■ **TAREFAS A REALIZAR**
1 - Diga, por favor, se cada afirmação está de acordo com o trecho sobre a integração de pessoas com deficiência, respondendo sim ou não e citando literalmente as palavras do trecho que decidem. (a) A Conferência Mundial sobre Educação para Todos aconteceu em 1990. (b) A exclusão das pessoas com deficiência valia apenas para algumas atividades. (c) As escolas devem acolher somente crianças sem deficiência.
2 - Prolongue o trecho sobre a integração de pessoas com deficiência, começando logo depois da sua última frase.

■ **TRECHO PARA LEITURA**
╭──

A ideia de integração surgiu para derrubar a prática de exclusão
social a que foram submetidas as pessoas deficientes por vários
séculos. A exclusão ocorria em seu sentido total, ou seja, as
pessoas com deficiência eram excluídas da sociedade para qualquer
atividade porque antigamente elas eram consideradas inválidas, sem
utilidade e incapazes para trabalhar, características atribuídas a
todos que tivessem alguma deficiência.
Em
1990, aconteceu a Conferência Mundial sobre Educação para Todos.
Através dessa conferência, que a partir de então toda criança tem
o direito à educação e ao acesso aos conhecimentos. E que as
escolas devem acolher todas as crianças, independentemente de suas
condições físicas, intelectuais, sociais, emocionais, lingüísticas
ou outras.

╰──

■ **LINHAS EXIBIDAS**
╭──

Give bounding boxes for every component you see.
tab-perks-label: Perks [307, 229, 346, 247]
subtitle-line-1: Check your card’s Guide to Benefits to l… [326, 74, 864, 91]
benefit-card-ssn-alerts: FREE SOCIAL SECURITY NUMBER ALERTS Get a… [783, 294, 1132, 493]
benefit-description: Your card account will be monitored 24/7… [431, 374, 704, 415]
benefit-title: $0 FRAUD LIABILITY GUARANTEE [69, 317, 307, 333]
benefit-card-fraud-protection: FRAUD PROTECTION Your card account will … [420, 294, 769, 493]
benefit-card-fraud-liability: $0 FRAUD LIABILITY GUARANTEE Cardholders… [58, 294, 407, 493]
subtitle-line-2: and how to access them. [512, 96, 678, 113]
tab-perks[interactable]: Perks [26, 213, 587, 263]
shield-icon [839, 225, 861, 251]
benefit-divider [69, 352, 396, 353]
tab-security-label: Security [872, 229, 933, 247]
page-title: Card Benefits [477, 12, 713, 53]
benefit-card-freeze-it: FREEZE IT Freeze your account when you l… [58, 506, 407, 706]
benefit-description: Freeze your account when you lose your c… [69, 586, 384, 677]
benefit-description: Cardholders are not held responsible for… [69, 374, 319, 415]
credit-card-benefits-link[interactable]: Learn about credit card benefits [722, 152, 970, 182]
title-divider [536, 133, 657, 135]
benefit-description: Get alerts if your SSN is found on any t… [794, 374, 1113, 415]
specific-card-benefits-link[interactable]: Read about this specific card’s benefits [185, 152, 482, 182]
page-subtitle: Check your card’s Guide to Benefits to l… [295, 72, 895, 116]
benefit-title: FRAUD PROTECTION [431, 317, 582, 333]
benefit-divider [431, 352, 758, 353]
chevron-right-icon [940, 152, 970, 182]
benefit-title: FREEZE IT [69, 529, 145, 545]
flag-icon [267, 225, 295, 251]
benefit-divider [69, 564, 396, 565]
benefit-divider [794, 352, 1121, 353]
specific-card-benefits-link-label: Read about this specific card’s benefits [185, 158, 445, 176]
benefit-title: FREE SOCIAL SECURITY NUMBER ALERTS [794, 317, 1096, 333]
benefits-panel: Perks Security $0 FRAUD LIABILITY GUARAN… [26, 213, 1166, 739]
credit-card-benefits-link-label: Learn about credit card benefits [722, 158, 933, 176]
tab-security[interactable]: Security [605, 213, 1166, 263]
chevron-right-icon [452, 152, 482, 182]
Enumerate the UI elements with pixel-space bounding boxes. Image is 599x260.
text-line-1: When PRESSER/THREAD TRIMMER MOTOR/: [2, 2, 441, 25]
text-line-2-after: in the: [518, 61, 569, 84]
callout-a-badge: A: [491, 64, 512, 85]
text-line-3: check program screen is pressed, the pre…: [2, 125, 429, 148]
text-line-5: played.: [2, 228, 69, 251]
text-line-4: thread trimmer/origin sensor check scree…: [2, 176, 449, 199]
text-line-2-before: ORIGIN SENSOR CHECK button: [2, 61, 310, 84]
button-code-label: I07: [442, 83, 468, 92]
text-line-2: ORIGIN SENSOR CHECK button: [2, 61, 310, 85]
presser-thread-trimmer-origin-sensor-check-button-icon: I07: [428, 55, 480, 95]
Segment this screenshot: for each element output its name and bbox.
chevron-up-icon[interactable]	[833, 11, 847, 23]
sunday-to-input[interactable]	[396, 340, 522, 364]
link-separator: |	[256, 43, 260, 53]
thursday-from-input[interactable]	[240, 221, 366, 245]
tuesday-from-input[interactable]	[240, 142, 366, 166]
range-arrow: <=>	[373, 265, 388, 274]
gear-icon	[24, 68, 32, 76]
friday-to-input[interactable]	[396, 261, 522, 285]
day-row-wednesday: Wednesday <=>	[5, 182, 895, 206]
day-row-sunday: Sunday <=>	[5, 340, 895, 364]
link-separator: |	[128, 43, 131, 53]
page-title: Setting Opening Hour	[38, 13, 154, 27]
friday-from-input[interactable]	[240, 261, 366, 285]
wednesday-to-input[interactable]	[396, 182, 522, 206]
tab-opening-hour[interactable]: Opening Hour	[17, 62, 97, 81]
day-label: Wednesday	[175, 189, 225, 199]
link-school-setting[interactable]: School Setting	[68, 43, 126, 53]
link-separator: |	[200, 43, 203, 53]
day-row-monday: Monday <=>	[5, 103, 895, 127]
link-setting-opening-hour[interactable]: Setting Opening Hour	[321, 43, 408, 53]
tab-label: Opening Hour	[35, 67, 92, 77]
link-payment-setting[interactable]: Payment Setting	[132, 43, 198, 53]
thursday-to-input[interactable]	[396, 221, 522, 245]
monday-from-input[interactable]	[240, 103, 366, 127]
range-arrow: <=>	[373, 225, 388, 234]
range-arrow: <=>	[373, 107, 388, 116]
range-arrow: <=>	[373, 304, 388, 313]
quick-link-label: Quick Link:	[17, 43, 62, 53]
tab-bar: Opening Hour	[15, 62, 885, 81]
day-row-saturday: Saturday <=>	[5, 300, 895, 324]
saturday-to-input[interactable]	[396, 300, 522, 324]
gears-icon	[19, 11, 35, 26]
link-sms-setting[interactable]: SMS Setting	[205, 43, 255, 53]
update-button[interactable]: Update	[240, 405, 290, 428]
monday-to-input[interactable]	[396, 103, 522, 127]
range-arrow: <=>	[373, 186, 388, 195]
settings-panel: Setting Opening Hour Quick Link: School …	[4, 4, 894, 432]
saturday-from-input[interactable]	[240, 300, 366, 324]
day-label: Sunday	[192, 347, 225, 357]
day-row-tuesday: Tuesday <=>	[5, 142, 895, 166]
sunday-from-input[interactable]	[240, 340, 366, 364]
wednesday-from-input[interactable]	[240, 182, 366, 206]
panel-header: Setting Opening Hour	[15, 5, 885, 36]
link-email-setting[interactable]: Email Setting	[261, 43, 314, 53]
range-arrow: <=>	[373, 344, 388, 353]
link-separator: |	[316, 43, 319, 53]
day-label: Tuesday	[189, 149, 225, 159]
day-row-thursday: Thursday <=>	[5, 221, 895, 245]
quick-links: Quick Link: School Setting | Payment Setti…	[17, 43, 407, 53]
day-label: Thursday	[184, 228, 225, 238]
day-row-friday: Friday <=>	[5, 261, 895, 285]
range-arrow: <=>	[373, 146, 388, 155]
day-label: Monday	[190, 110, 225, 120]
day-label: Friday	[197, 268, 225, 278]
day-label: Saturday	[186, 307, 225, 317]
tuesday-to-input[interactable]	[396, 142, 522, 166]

╰──

■ **RESPOSTAS POR TAREFA**
1 -
(a) Sim: "1990, aconteceu a Conferência Mundial sobre Educação para Todos"
(b) Não: "as pessoas com deficiência eram excluídas da sociedade para qualquer atividade"
(c) Não: "escolas devem acolher todas as crianças, independentemente de suas condições físicas, intelectuais, sociais, emocionais, lingüísticas ou outras"

2 -
A
inclusão é um processo de inserção da Pessoa com Necessidade
Especiais no ensino regular, e faz parte do processo educacional, ou
seja, pode ser definido como aquele que tem por objetivo incorporar
física, cognitiva e socialmente as pessoas com deficiência, a fim
de usufruírem dos bens socialmente produzidos, habilitando-as,
oferecendo-lhes os instrumentos contemporâneos para o exercício da
cidadania.
No
âmbito escolar pode ser utilizado três elementos básicos como a
inclusão temporal no qual pressupõe a preparação da criança e do
ambiente para receber o aluno; inclusão instrucional que proporciona
condições favoráveis na sala regular que facilitam o processo de
aprendizagem; e por fim a inclusão social que refere-se ao
relacionamento entre a criança com necessidades especiais e seus
companheiros que não são Pessoas com Necessidades Especiais dentro
do grupo escolar.
De
acordo com Sassaki (1997, p.41) a inclusão social pode ser
conceituada como o processo pelo qual a sociedade se adapta para
poder incluir, em seus sistemas sociais gerais, pessoas com
necessidades especiais e, simultaneamente estas se preparam para
assumir seus papéis na sociedade.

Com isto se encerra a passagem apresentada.